Task objective: Extract the full set of records that follows, word for word.

Records to process:
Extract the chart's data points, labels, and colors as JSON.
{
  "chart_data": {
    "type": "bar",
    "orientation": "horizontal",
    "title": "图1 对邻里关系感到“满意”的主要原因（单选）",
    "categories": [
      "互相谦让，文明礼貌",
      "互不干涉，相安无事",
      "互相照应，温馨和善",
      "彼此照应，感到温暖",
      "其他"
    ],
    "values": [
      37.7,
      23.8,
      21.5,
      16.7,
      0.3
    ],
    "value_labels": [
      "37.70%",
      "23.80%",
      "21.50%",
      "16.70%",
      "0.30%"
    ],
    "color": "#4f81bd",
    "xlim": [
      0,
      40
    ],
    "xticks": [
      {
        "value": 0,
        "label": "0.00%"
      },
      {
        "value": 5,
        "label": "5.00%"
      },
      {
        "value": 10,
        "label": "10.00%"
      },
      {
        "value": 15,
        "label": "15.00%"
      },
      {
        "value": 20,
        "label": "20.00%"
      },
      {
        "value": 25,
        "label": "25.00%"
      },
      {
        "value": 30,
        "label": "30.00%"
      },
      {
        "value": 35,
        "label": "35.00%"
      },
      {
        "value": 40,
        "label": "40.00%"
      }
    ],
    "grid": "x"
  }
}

Correct output:
Extract the chart's data points, labels, and colors as JSON.
{
  "chart_data": {
    "type": "bar",
    "orientation": "horizontal",
    "title": "图1 对邻里关系感到“满意”的主要原因（单选）",
    "categories": [
      "互相谦让，文明礼貌",
      "互不干涉，相安无事",
      "互相照应，温馨和善",
      "彼此照应，感到温暖",
      "其他"
    ],
    "values": [
      37.7,
      23.8,
      21.5,
      16.7,
      0.3
    ],
    "value_labels": [
      "37.70%",
      "23.80%",
      "21.50%",
      "16.70%",
      "0.30%"
    ],
    "color": "#4f81bd",
    "xlim": [
      0,
      40
    ],
    "xticks": [
      {
        "value": 0,
        "label": "0.00%"
      },
      {
        "value": 5,
        "label": "5.00%"
      },
      {
        "value": 10,
        "label": "10.00%"
      },
      {
        "value": 15,
        "label": "15.00%"
      },
      {
        "value": 20,
        "label": "20.00%"
      },
      {
        "value": 25,
        "label": "25.00%"
      },
      {
        "value": 30,
        "label": "30.00%"
      },
      {
        "value": 35,
        "label": "35.00%"
      },
      {
        "value": 40,
        "label": "40.00%"
      }
    ],
    "grid": "x"
  }
}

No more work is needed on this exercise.